Record list:
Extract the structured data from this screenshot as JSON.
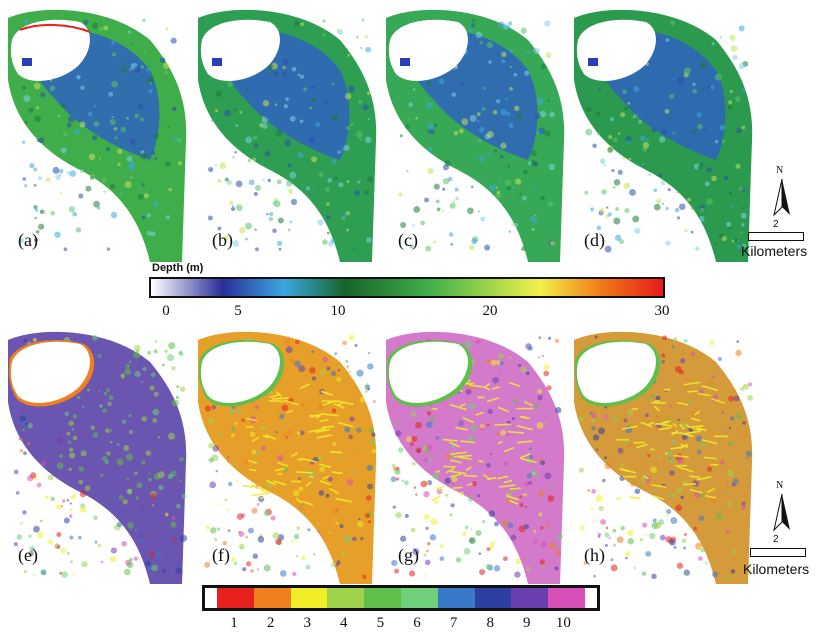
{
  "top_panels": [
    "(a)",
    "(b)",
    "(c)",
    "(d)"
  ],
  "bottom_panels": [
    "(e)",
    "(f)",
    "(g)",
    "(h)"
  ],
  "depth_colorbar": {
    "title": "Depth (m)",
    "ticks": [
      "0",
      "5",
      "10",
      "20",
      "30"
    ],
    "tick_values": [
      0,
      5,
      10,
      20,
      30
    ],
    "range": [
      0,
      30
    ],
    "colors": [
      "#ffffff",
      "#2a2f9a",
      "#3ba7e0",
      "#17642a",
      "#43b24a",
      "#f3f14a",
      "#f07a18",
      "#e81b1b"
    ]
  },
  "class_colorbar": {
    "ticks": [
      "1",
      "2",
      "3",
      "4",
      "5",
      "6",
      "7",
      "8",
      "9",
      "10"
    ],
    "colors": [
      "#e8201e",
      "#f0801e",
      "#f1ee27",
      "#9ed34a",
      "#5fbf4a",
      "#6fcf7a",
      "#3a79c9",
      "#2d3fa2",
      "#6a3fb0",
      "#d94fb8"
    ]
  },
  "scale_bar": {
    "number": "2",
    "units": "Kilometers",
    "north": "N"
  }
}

Exercise directions: Your job is to transcribe the entries above exactly; skip the pictures.

Exercise answer:
Extract the structured data from this screenshot as JSON.
{
  "top_panels": [
    "(a)",
    "(b)",
    "(c)",
    "(d)"
  ],
  "bottom_panels": [
    "(e)",
    "(f)",
    "(g)",
    "(h)"
  ],
  "depth_colorbar": {
    "title": "Depth (m)",
    "ticks": [
      "0",
      "5",
      "10",
      "20",
      "30"
    ],
    "tick_values": [
      0,
      5,
      10,
      20,
      30
    ],
    "range": [
      0,
      30
    ],
    "colors": [
      "#ffffff",
      "#2a2f9a",
      "#3ba7e0",
      "#17642a",
      "#43b24a",
      "#f3f14a",
      "#f07a18",
      "#e81b1b"
    ]
  },
  "class_colorbar": {
    "ticks": [
      "1",
      "2",
      "3",
      "4",
      "5",
      "6",
      "7",
      "8",
      "9",
      "10"
    ],
    "colors": [
      "#e8201e",
      "#f0801e",
      "#f1ee27",
      "#9ed34a",
      "#5fbf4a",
      "#6fcf7a",
      "#3a79c9",
      "#2d3fa2",
      "#6a3fb0",
      "#d94fb8"
    ]
  },
  "scale_bar": {
    "number": "2",
    "units": "Kilometers",
    "north": "N"
  }
}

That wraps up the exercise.